# What you have to do
Retype the listing below word for word, leaving out the pictures.

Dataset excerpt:
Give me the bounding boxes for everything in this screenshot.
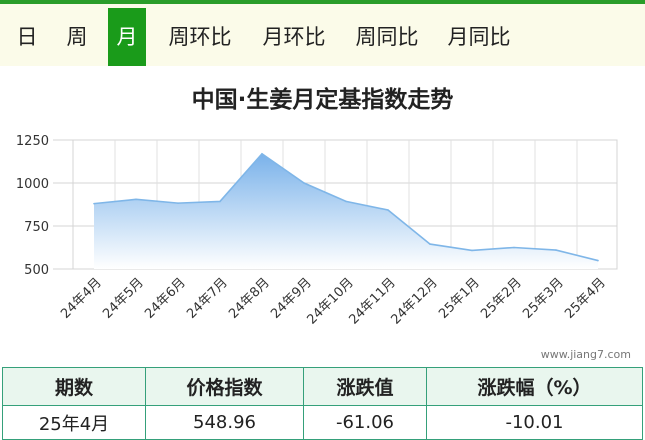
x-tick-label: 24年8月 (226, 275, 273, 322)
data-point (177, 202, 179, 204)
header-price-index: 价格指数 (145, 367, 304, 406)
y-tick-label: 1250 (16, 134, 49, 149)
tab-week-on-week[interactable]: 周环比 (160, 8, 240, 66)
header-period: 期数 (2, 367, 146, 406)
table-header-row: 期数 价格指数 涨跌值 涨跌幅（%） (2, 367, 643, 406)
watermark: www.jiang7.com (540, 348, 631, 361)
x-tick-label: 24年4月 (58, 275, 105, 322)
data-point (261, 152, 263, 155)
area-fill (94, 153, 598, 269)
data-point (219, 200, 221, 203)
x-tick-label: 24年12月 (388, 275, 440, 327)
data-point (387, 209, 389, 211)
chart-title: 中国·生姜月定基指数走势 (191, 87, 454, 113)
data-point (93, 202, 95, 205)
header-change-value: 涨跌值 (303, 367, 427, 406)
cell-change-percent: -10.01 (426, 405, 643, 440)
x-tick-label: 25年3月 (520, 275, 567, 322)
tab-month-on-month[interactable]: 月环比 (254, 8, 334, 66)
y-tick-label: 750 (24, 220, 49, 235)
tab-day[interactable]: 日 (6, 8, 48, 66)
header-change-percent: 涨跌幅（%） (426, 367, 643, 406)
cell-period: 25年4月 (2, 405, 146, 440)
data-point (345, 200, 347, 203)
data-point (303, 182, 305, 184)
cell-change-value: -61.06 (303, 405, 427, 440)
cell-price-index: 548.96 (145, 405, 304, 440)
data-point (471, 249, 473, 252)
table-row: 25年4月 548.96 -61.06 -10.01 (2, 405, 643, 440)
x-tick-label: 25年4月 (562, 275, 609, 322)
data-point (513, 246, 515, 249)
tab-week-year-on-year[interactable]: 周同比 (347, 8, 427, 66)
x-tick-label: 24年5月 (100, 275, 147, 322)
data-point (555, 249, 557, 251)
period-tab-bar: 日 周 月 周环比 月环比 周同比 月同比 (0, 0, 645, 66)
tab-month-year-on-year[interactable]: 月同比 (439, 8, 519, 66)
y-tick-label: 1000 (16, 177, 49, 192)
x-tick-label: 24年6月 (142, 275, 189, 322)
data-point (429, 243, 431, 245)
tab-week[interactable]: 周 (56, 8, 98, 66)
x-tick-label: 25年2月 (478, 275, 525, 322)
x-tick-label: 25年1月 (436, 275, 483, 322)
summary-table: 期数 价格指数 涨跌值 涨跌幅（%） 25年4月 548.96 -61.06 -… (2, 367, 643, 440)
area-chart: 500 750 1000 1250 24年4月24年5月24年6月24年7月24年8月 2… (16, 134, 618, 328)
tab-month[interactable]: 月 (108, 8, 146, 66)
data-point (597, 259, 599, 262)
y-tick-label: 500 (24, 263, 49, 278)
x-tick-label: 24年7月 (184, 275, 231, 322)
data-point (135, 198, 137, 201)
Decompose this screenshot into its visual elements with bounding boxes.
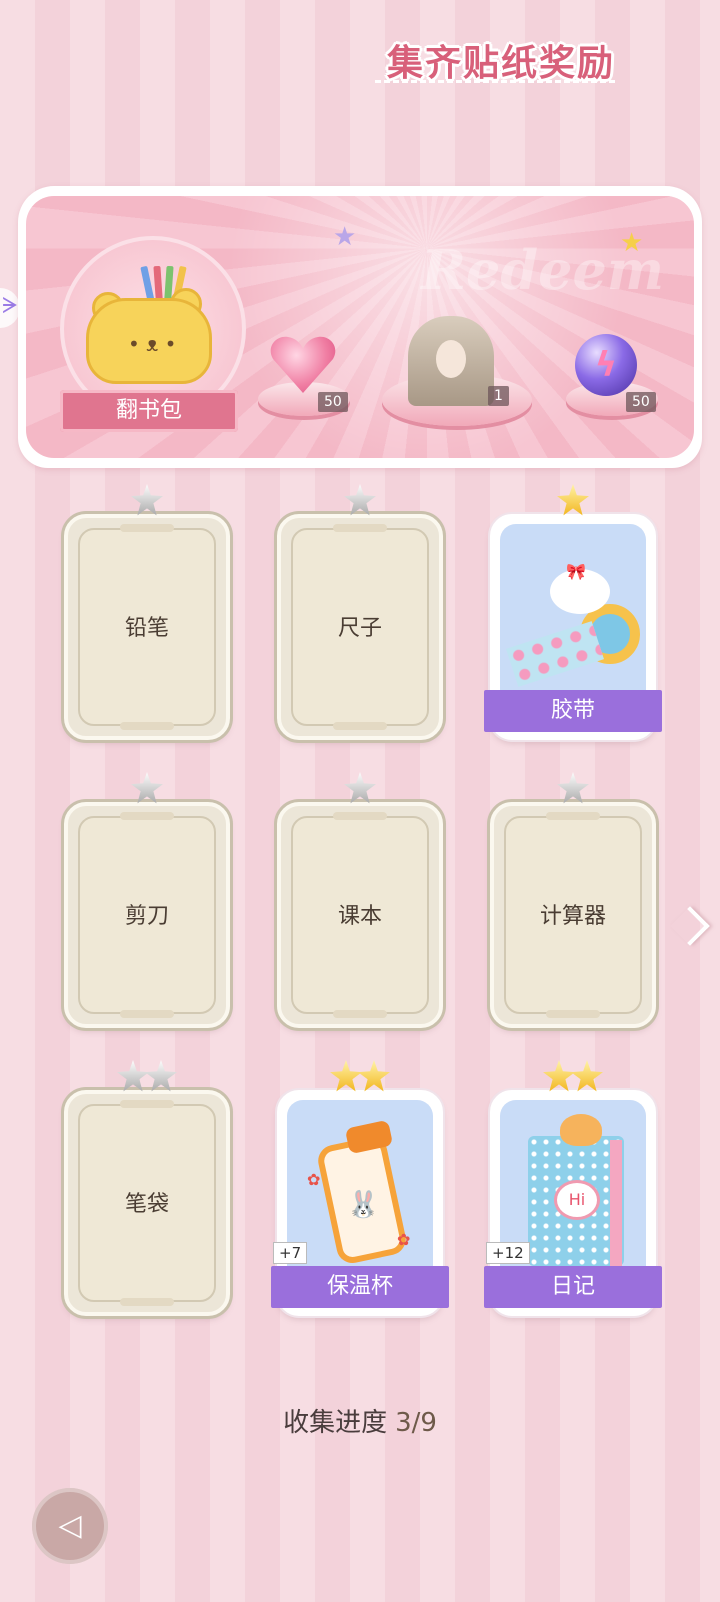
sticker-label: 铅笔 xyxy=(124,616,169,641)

# Expected answer
Give me the bounding boxes for everything in this screenshot.
x-tick-label: 24年8月 (226, 275, 273, 322)
data-point (177, 202, 179, 204)
header-price-index: 价格指数 (145, 367, 304, 406)
y-tick-label: 1250 (16, 134, 49, 149)
tab-week-on-week[interactable]: 周环比 (160, 8, 240, 66)
header-period: 期数 (2, 367, 146, 406)
table-header-row: 期数 价格指数 涨跌值 涨跌幅（%） (2, 367, 643, 406)
watermark: www.jiang7.com (540, 348, 631, 361)
x-tick-label: 24年4月 (58, 275, 105, 322)
data-point (261, 152, 263, 155)
area-fill (94, 153, 598, 269)
data-point (219, 200, 221, 203)
x-tick-label: 24年12月 (388, 275, 440, 327)
data-point (387, 209, 389, 211)
chart-title: 中国·生姜月定基指数走势 (191, 87, 454, 113)
data-point (93, 202, 95, 205)
header-change-value: 涨跌值 (303, 367, 427, 406)
cell-change-percent: -10.01 (426, 405, 643, 440)
x-tick-label: 25年3月 (520, 275, 567, 322)
tab-month-on-month[interactable]: 月环比 (254, 8, 334, 66)
y-tick-label: 750 (24, 220, 49, 235)
tab-day[interactable]: 日 (6, 8, 48, 66)
header-change-percent: 涨跌幅（%） (426, 367, 643, 406)
cell-period: 25年4月 (2, 405, 146, 440)
data-point (345, 200, 347, 203)
data-point (303, 182, 305, 184)
cell-change-value: -61.06 (303, 405, 427, 440)
cell-price-index: 548.96 (145, 405, 304, 440)
data-point (471, 249, 473, 252)
table-row: 25年4月 548.96 -61.06 -10.01 (2, 405, 643, 440)
x-tick-label: 25年4月 (562, 275, 609, 322)
data-point (513, 246, 515, 249)
tab-week-year-on-year[interactable]: 周同比 (347, 8, 427, 66)
x-tick-label: 24年5月 (100, 275, 147, 322)
data-point (555, 249, 557, 251)
period-tab-bar: 日 周 月 周环比 月环比 周同比 月同比 (0, 0, 645, 66)
tab-month-year-on-year[interactable]: 月同比 (439, 8, 519, 66)
y-tick-label: 1000 (16, 177, 49, 192)
x-tick-label: 24年6月 (142, 275, 189, 322)
data-point (429, 243, 431, 245)
tab-week[interactable]: 周 (56, 8, 98, 66)
x-tick-label: 25年2月 (478, 275, 525, 322)
x-tick-label: 25年1月 (436, 275, 483, 322)
summary-table: 期数 价格指数 涨跌值 涨跌幅（%） 25年4月 548.96 -61.06 -… (2, 367, 643, 440)
area-chart: 500 750 1000 1250 24年4月24年5月24年6月24年7月24年8月 2… (16, 134, 618, 328)
tab-month[interactable]: 月 (108, 8, 146, 66)
data-point (597, 259, 599, 262)
y-tick-label: 500 (24, 263, 49, 278)
x-tick-label: 24年7月 (184, 275, 231, 322)
data-point (135, 198, 137, 201)
Decompose this screenshot into its visual elements with bounding boxes.
sticker-label: 铅笔 xyxy=(124,616,169,641)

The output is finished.